# EXERCISE GOAL
Filter the records for lines holding the string "обикновено".

# AVAILABLE DATA
··········

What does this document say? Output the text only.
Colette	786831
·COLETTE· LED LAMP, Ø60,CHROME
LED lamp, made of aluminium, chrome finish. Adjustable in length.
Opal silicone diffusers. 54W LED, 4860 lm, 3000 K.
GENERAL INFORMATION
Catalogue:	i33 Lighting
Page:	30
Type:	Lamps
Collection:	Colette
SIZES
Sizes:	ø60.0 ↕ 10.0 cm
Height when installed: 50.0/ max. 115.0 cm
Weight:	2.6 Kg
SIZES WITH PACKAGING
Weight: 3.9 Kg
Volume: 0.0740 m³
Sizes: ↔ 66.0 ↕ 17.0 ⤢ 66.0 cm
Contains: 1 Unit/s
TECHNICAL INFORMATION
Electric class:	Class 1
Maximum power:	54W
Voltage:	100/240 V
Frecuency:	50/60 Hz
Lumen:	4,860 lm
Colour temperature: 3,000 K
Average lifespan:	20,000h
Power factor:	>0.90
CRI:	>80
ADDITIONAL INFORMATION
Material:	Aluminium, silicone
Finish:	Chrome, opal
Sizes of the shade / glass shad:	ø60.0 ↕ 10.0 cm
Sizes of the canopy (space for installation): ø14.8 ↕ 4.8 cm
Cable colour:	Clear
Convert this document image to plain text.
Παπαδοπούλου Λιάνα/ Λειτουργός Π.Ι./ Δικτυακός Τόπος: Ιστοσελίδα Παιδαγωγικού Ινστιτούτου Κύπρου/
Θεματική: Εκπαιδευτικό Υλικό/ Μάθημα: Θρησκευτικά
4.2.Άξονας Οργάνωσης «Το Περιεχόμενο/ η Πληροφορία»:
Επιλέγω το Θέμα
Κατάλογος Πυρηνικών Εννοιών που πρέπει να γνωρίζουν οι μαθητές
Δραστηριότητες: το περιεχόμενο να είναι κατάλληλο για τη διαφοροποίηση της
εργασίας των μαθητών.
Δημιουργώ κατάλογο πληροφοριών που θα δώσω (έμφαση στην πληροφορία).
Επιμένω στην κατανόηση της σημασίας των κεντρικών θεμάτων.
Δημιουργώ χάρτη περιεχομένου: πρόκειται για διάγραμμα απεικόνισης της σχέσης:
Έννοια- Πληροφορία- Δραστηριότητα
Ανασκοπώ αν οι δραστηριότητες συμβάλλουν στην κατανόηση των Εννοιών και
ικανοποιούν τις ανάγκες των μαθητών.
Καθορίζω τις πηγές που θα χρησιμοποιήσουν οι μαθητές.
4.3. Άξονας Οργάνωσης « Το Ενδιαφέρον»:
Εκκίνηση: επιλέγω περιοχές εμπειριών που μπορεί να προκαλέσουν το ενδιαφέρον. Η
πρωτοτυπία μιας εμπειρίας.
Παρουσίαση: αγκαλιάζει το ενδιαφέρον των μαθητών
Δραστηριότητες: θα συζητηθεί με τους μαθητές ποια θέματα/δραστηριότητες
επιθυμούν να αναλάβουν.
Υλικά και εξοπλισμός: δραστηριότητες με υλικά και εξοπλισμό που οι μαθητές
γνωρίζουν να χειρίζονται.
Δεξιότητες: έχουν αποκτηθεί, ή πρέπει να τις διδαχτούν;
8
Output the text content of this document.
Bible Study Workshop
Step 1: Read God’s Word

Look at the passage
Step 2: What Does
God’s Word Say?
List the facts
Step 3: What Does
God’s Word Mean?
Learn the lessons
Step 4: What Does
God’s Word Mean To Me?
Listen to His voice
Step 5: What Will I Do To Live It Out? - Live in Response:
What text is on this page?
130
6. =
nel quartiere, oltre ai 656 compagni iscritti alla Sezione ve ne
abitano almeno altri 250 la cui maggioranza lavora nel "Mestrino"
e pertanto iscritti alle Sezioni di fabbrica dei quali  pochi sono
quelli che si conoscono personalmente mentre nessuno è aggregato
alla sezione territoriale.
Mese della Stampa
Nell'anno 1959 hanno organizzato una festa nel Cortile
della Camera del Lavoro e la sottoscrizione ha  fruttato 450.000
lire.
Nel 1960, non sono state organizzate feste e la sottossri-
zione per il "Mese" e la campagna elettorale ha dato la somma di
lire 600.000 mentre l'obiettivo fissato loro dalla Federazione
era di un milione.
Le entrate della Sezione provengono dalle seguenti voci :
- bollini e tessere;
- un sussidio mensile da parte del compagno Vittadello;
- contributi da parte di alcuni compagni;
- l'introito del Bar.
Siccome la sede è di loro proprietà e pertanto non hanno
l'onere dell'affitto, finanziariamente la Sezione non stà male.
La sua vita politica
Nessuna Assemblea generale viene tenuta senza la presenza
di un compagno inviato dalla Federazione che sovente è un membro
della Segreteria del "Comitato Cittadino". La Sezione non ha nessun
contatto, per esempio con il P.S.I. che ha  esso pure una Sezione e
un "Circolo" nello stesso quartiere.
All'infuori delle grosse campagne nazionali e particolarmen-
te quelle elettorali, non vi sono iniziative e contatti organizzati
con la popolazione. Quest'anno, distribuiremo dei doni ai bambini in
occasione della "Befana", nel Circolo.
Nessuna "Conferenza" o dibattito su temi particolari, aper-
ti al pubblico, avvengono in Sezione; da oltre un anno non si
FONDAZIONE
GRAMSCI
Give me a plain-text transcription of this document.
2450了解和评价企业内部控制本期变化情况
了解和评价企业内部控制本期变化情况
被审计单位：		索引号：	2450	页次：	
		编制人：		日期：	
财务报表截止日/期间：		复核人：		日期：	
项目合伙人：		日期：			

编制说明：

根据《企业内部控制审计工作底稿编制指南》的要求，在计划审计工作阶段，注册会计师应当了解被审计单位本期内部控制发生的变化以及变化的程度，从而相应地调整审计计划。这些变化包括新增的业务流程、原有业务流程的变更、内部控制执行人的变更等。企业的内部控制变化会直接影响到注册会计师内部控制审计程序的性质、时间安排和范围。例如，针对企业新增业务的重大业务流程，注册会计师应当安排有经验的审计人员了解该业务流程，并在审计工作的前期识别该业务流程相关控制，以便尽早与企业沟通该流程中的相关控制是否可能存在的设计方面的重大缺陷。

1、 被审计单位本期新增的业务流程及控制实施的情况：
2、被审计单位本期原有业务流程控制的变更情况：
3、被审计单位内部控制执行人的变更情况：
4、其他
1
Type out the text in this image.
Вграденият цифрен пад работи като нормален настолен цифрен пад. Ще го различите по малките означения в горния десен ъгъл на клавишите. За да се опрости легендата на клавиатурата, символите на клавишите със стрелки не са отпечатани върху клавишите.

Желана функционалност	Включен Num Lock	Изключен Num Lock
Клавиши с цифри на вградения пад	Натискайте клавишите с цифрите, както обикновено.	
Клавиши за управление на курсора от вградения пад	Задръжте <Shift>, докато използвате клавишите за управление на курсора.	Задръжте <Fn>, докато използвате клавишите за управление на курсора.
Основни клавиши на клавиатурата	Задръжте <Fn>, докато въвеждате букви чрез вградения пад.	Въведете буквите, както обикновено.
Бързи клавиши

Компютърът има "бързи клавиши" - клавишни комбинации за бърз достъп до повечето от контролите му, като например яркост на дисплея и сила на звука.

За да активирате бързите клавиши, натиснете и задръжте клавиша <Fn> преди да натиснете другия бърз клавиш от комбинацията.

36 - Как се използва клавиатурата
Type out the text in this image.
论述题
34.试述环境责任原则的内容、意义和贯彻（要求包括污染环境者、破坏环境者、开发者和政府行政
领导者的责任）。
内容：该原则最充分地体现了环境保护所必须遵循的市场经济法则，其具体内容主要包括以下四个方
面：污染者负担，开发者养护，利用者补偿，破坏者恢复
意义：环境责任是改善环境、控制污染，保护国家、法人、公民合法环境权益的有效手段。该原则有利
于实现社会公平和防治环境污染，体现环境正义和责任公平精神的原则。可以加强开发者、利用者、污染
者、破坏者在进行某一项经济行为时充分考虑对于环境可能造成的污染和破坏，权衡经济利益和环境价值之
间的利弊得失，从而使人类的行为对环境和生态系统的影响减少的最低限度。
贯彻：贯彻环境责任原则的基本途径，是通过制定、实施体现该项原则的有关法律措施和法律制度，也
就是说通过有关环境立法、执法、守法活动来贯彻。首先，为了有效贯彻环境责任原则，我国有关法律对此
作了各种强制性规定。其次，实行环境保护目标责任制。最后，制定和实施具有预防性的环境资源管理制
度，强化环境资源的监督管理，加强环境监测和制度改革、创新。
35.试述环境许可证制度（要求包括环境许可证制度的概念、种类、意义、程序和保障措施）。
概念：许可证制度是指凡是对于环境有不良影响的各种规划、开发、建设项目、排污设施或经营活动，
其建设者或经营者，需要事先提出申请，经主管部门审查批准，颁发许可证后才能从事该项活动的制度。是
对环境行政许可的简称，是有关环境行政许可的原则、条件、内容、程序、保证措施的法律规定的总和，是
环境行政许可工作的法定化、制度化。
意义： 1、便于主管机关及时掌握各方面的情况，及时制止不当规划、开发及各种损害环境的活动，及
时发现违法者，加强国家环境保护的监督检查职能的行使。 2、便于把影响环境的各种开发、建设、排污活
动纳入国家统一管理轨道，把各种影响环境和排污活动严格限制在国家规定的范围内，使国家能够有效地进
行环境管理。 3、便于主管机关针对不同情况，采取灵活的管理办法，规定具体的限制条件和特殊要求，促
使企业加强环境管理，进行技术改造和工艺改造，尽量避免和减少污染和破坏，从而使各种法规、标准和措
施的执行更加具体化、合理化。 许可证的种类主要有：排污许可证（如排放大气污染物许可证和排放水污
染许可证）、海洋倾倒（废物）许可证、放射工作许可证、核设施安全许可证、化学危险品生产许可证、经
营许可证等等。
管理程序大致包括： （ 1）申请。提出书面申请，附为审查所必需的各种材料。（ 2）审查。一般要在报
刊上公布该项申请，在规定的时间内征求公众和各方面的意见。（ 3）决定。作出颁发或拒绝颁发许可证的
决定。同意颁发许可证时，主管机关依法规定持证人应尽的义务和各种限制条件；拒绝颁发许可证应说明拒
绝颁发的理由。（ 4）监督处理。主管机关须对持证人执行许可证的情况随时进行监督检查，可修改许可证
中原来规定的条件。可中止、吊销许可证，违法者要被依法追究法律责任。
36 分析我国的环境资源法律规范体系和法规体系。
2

··········

# TASK RESULT
Клавиши с цифри на вградения пад	Натискайте клавишите с цифрите, както обикновено.	
Основни клавиши на клавиатурата	Задръжте <Fn>, докато въвеждате букви чрез вградения пад.	Въведете буквите, както обикновено.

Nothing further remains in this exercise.